→ JOB: Repeat each record exactly as written, and drop any images.

Data records
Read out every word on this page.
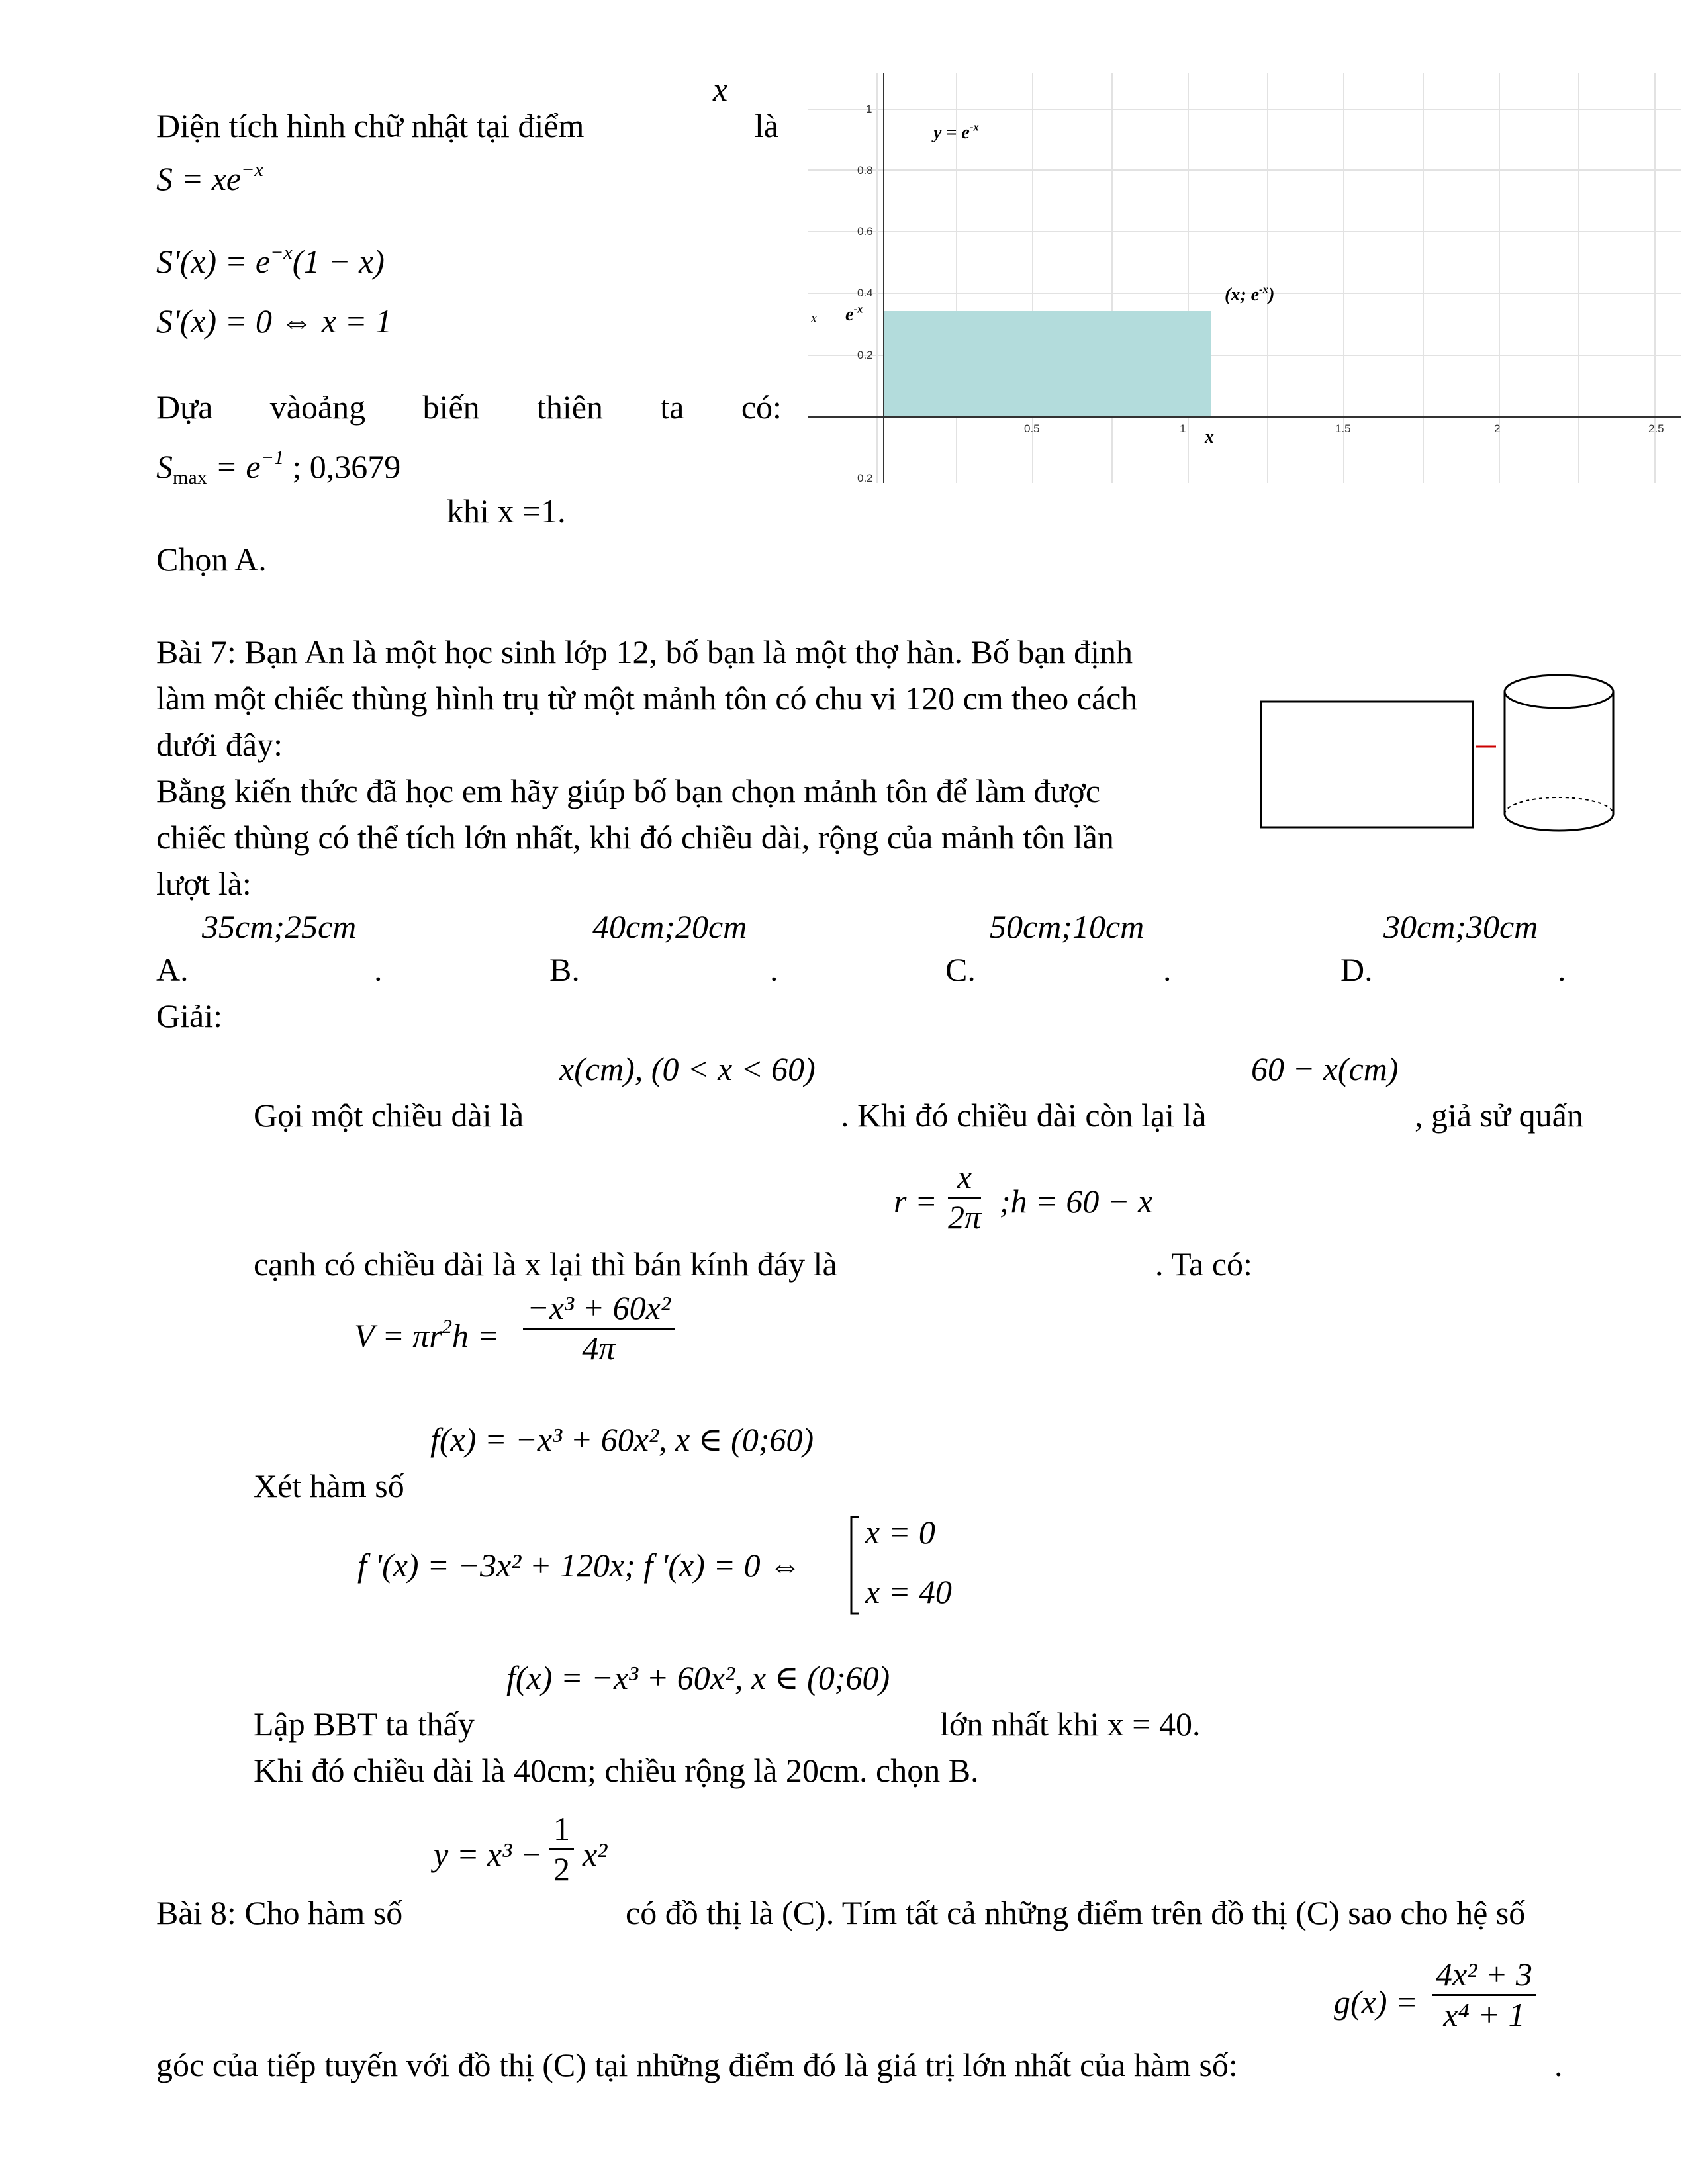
Diện tích hình chữ nhật tại điểm
x
là
$S = xe^{-x}$
$S'(x) = e^{-x}(1 - x)$
S'(x) = 0 ⇔ x = 1
Dựa vàoảng biến thiên ta có:
$S_{max} = e^{-1}$ ; 0,3679
khi x =1.
Chọn A.
1
0.8
0.6
0.4
0.2
0.2
0.5	1	1.5	2	2.5
$y = e^{-x}$
(x; $e^{-x}$)
$e^{-x}$
x
x
Bài 7: Bạn An là một học sinh lớp 12, bố bạn là một thợ hàn. Bố bạn định
làm một chiếc thùng hình trụ từ một mảnh tôn có chu vi 120 cm theo cách
dưới đây:
Bằng kiến thức đã học em hãy giúp bố bạn chọn mảnh tôn để làm được
chiếc thùng có thể tích lớn nhất, khi đó chiều dài, rộng của mảnh tôn lần
lượt là:
35cm;25cm	40cm;20cm	50cm;10cm	30cm;30cm
A.	.	B.	.	C.	.	D.	.
Giải:
x(cm), (0 < x < 60)	60 − x(cm)
Gọi một chiều dài là	. Khi đó chiều dài còn lại là	, giả sử quấn
$r = \frac{x}{2\pi}$ ;h = 60 − x
cạnh có chiều dài là x lại thì bán kính đáy là	. Ta có:
$V = \pi r^2h = \frac{\text{−x³ + 60x²}}{4\pi}$
f(x) = −x³ + 60x², x ∈ (0;60)
Xét hàm số
f '(x) = −3x² + 120x; f '(x) = 0 ⇔
x = 0
x = 40
f(x) = −x³ + 60x², x ∈ (0;60)
Lập BBT ta thấy	lớn nhất khi x = 40.
Khi đó chiều dài là 40cm; chiều rộng là 20cm. chọn B.
$y = x^3 - \frac{1}{2} x^2$
Bài 8: Cho hàm số	có đồ thị là (C). Tím tất cả những điểm trên đồ thị (C) sao cho hệ số
$g(x) = \frac{\text{4x² + 3}}{\text{x⁴ + 1}}$
góc của tiếp tuyến với đồ thị (C) tại những điểm đó là giá trị lớn nhất của hàm số:	.
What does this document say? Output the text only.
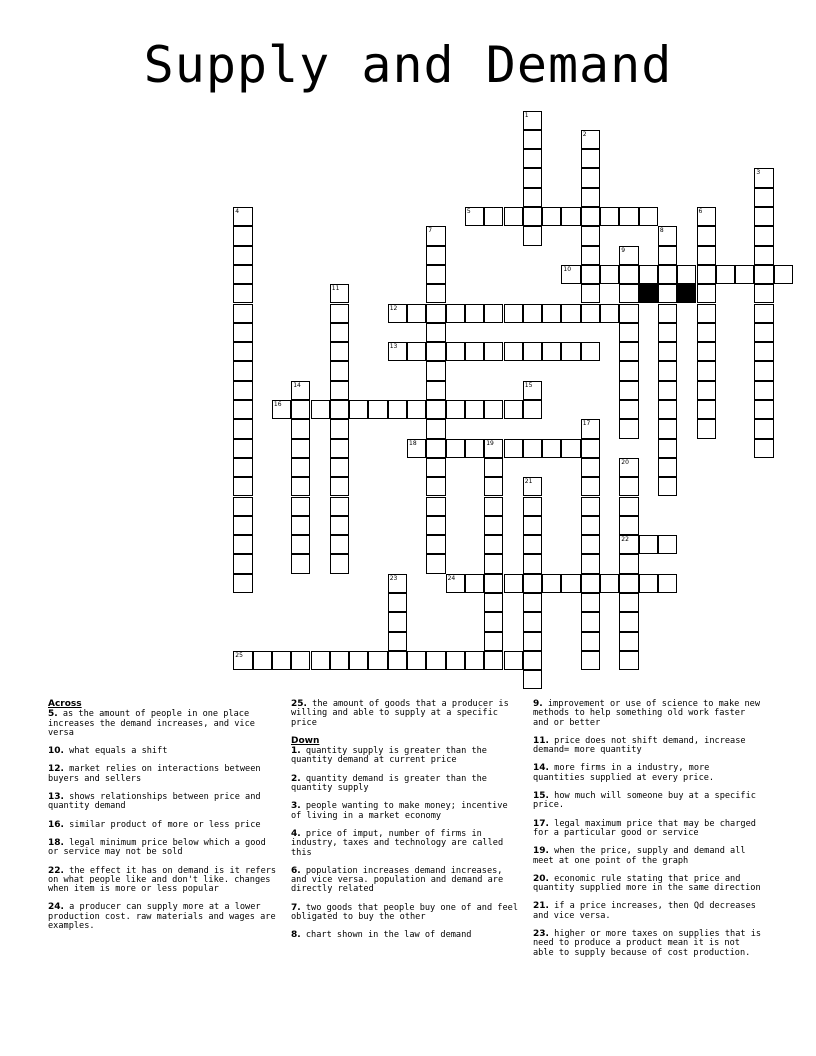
Supply and Demand
1
2
3
4	5	6
7	8
9
10
11
12
13
14	15
16
17
18	19
20
22
21
23	24
25
Across
5. as the amount of people in one place increases the demand increases, and vice versa
10. what equals a shift
12. market relies on interactions between buyers and sellers
13. shows relationships between price and quantity demand
16. similar product of more or less price
18. legal minimum price below which a good or service may not be sold
22. the effect it has on demand is it refers on what people like and don't like. changes when item is more or less popular
24. a producer can supply more at a lower production cost. raw materials and wages are examples.
25. the amount of goods that a producer is willing and able to supply at a specific price
Down
1. quantity supply is greater than the quantity demand at current price
2. quantity demand is greater than the quantity supply
3. people wanting to make money; incentive of living in a market economy
4. price of imput, number of firms in industry, taxes and technology are called this
6. population increases demand increases, and vice versa. population and demand are directly related
7. two goods that people buy one of and feel obligated to buy the other
8. chart shown in the law of demand
9. improvement or use of science to make new methods to help something old work faster and or better
11. price does not shift demand, increase demand= more quantity
14. more firms in a industry, more quantities supplied at every price.
15. how much will someone buy at a specific price.
17. legal maximum price that may be charged for a particular good or service
19. when the price, supply and demand all meet at one point of the graph
20. economic rule stating that price and quantity supplied more in the same direction
21. if a price increases, then Qd decreases and vice versa.
23. higher or more taxes on supplies that is need to produce a product mean it is not able to supply because of cost production.
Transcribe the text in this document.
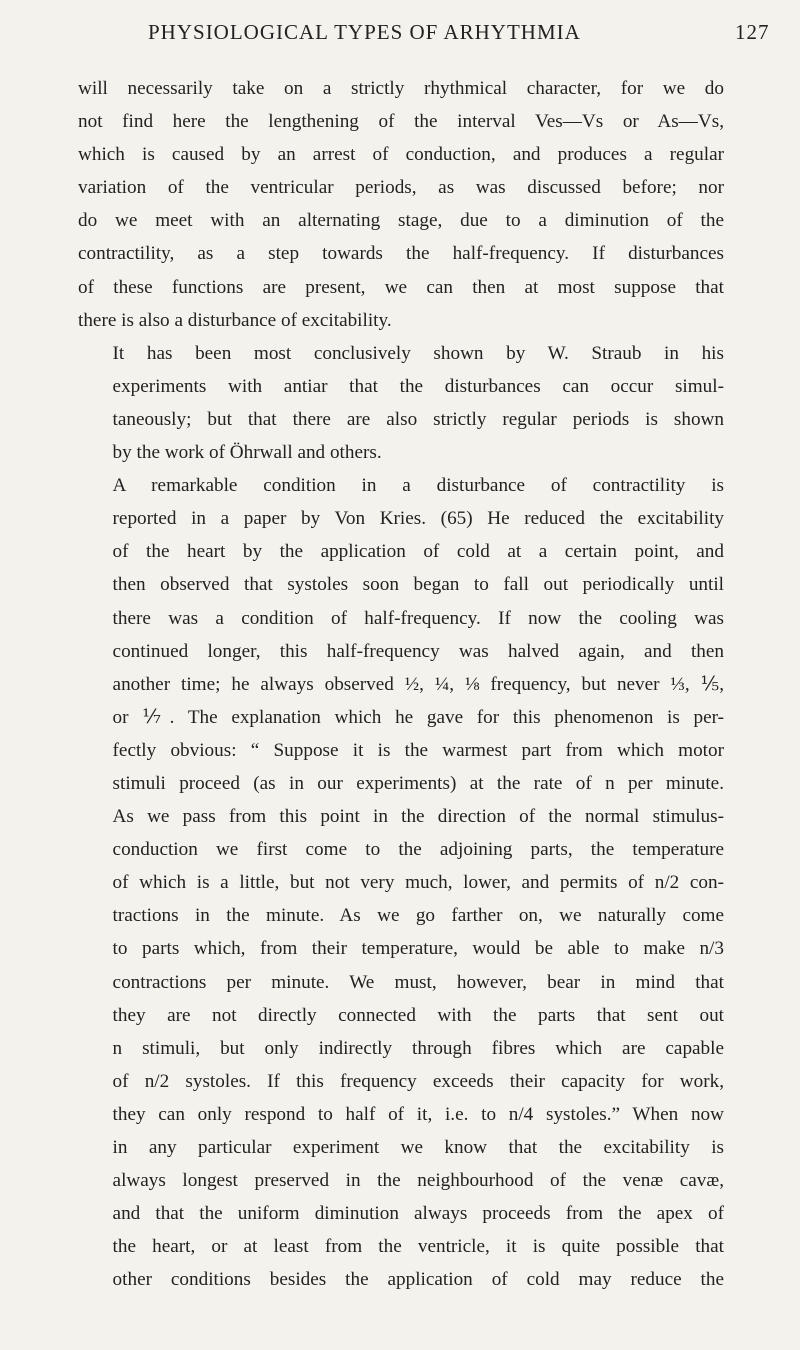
PHYSIOLOGICAL TYPES OF ARHYTHMIA	127

will necessarily take on a strictly rhythmical character, for we do
not find here the lengthening of the interval Ves—Vs or As—Vs,
which is caused by an arrest of conduction, and produces a regular
variation of the ventricular periods, as was discussed before; nor
do we meet with an alternating stage, due to a diminution of the
contractility, as a step towards the half-frequency. If disturbances
of these functions are present, we can then at most suppose that
there is also a disturbance of excitability.

It has been most conclusively shown by W. Straub in his
experiments with antiar that the disturbances can occur simul-
taneously; but that there are also strictly regular periods is shown
by the work of Öhrwall and others.

A remarkable condition in a disturbance of contractility is
reported in a paper by Von Kries. (65) He reduced the excitability
of the heart by the application of cold at a certain point, and
then observed that systoles soon began to fall out periodically until
there was a condition of half-frequency. If now the cooling was
continued longer, this half-frequency was halved again, and then
another time; he always observed ½, ¼, ⅛ frequency, but never ⅓, ⅕,
or ⅐. The explanation which he gave for this phenomenon is per-
fectly obvious: “ Suppose it is the warmest part from which motor
stimuli proceed (as in our experiments) at the rate of n per minute.
As we pass from this point in the direction of the normal stimulus-
conduction we first come to the adjoining parts, the temperature
of which is a little, but not very much, lower, and permits of n/2 con-
tractions in the minute. As we go farther on, we naturally come
to parts which, from their temperature, would be able to make n/3
contractions per minute. We must, however, bear in mind that
they are not directly connected with the parts that sent out
n stimuli, but only indirectly through fibres which are capable
of n/2 systoles. If this frequency exceeds their capacity for work,
they can only respond to half of it, i.e. to n/4 systoles.” When now
in any particular experiment we know that the excitability is
always longest preserved in the neighbourhood of the venæ cavæ,
and that the uniform diminution always proceeds from the apex of
the heart, or at least from the ventricle, it is quite possible that
other conditions besides the application of cold may reduce the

→ RESPONSE TO THE TASK:
Read out every word on this page.
Diện tích hình chữ nhật tại điểm
x
là
$S = xe^{-x}$
$S'(x) = e^{-x}(1 - x)$
S'(x) = 0 ⇔ x = 1
Dựa vàoảng biến thiên ta có:
$S_{max} = e^{-1}$ ; 0,3679
khi x =1.
Chọn A.
1
0.8
0.6
0.4
0.2
0.2
0.5	1	1.5	2	2.5
$y = e^{-x}$
(x; $e^{-x}$)
$e^{-x}$
x
x
Bài 7: Bạn An là một học sinh lớp 12, bố bạn là một thợ hàn. Bố bạn định
làm một chiếc thùng hình trụ từ một mảnh tôn có chu vi 120 cm theo cách
dưới đây:
Bằng kiến thức đã học em hãy giúp bố bạn chọn mảnh tôn để làm được
chiếc thùng có thể tích lớn nhất, khi đó chiều dài, rộng của mảnh tôn lần
lượt là:
35cm;25cm	40cm;20cm	50cm;10cm	30cm;30cm
A.	.	B.	.	C.	.	D.	.
Giải:
x(cm), (0 < x < 60)	60 − x(cm)
Gọi một chiều dài là	. Khi đó chiều dài còn lại là	, giả sử quấn
$r = \frac{x}{2\pi}$ ;h = 60 − x
cạnh có chiều dài là x lại thì bán kính đáy là	. Ta có:
$V = \pi r^2h = \frac{\text{−x³ + 60x²}}{4\pi}$
f(x) = −x³ + 60x², x ∈ (0;60)
Xét hàm số
f '(x) = −3x² + 120x; f '(x) = 0 ⇔
x = 0
x = 40
f(x) = −x³ + 60x², x ∈ (0;60)
Lập BBT ta thấy	lớn nhất khi x = 40.
Khi đó chiều dài là 40cm; chiều rộng là 20cm. chọn B.
$y = x^3 - \frac{1}{2} x^2$
Bài 8: Cho hàm số	có đồ thị là (C). Tím tất cả những điểm trên đồ thị (C) sao cho hệ số
$g(x) = \frac{\text{4x² + 3}}{\text{x⁴ + 1}}$
góc của tiếp tuyến với đồ thị (C) tại những điểm đó là giá trị lớn nhất của hàm số:	.
What does this document say? Output the text only.
Supply and Demand
1
2
3
4	5	6
7	8
9
10
11
12
13
14	15
16
17
18	19
20
22
21
23	24
25
Across
5. as the amount of people in one place increases the demand increases, and vice versa
10. what equals a shift
12. market relies on interactions between buyers and sellers
13. shows relationships between price and quantity demand
16. similar product of more or less price
18. legal minimum price below which a good or service may not be sold
22. the effect it has on demand is it refers on what people like and don't like. changes when item is more or less popular
24. a producer can supply more at a lower production cost. raw materials and wages are examples.
25. the amount of goods that a producer is willing and able to supply at a specific price
Down
1. quantity supply is greater than the quantity demand at current price
2. quantity demand is greater than the quantity supply
3. people wanting to make money; incentive of living in a market economy
4. price of imput, number of firms in industry, taxes and technology are called this
6. population increases demand increases, and vice versa. population and demand are directly related
7. two goods that people buy one of and feel obligated to buy the other
8. chart shown in the law of demand
9. improvement or use of science to make new methods to help something old work faster and or better
11. price does not shift demand, increase demand= more quantity
14. more firms in a industry, more quantities supplied at every price.
15. how much will someone buy at a specific price.
17. legal maximum price that may be charged for a particular good or service
19. when the price, supply and demand all meet at one point of the graph
20. economic rule stating that price and quantity supplied more in the same direction
21. if a price increases, then Qd decreases and vice versa.
23. higher or more taxes on supplies that is need to produce a product mean it is not able to supply because of cost production.
Transcribe the text in this document.
PHYSIOLOGICAL TYPES OF ARHYTHMIA	127

will necessarily take on a strictly rhythmical character, for we do
not find here the lengthening of the interval Ves—Vs or As—Vs,
which is caused by an arrest of conduction, and produces a regular
variation of the ventricular periods, as was discussed before; nor
do we meet with an alternating stage, due to a diminution of the
contractility, as a step towards the half-frequency. If disturbances
of these functions are present, we can then at most suppose that
there is also a disturbance of excitability.

It has been most conclusively shown by W. Straub in his
experiments with antiar that the disturbances can occur simul-
taneously; but that there are also strictly regular periods is shown
by the work of Öhrwall and others.

A remarkable condition in a disturbance of contractility is
reported in a paper by Von Kries. (65) He reduced the excitability
of the heart by the application of cold at a certain point, and
then observed that systoles soon began to fall out periodically until
there was a condition of half-frequency. If now the cooling was
continued longer, this half-frequency was halved again, and then
another time; he always observed ½, ¼, ⅛ frequency, but never ⅓, ⅕,
or ⅐. The explanation which he gave for this phenomenon is per-
fectly obvious: “ Suppose it is the warmest part from which motor
stimuli proceed (as in our experiments) at the rate of n per minute.
As we pass from this point in the direction of the normal stimulus-
conduction we first come to the adjoining parts, the temperature
of which is a little, but not very much, lower, and permits of n/2 con-
tractions in the minute. As we go farther on, we naturally come
to parts which, from their temperature, would be able to make n/3
contractions per minute. We must, however, bear in mind that
they are not directly connected with the parts that sent out
n stimuli, but only indirectly through fibres which are capable
of n/2 systoles. If this frequency exceeds their capacity for work,
they can only respond to half of it, i.e. to n/4 systoles.” When now
in any particular experiment we know that the excitability is
always longest preserved in the neighbourhood of the venæ cavæ,
and that the uniform diminution always proceeds from the apex of
the heart, or at least from the ventricle, it is quite possible that
other conditions besides the application of cold may reduce the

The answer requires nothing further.